┌──
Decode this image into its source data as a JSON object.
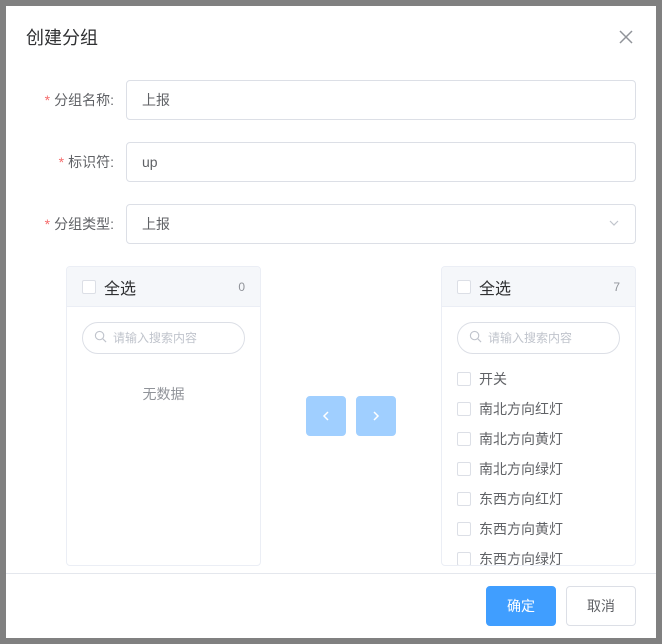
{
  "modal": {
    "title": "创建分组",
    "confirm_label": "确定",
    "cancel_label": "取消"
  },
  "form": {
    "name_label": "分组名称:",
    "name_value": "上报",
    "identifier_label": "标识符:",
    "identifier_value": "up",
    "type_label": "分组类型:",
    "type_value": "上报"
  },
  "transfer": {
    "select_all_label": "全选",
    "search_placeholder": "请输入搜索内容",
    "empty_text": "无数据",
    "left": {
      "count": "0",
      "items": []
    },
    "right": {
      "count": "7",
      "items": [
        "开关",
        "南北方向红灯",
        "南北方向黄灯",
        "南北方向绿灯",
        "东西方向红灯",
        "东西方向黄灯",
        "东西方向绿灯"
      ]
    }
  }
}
└──
┌──
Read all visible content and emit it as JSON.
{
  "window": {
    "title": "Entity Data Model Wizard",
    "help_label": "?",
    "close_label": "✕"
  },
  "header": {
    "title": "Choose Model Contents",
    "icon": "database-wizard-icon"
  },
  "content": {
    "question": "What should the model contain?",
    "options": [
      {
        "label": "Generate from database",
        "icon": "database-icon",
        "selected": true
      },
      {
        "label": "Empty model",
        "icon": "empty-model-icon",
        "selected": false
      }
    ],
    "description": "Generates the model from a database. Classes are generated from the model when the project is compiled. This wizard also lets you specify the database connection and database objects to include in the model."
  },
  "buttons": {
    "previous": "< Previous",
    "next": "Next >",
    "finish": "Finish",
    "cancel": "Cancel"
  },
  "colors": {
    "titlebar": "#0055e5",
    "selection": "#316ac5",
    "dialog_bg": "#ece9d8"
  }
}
└──
Exercise task:
In the records above, find the lines containing "JSON" and copy them.

Worked answer:
Decode this image into its source data as a JSON object.
Read all visible content and emit it as JSON.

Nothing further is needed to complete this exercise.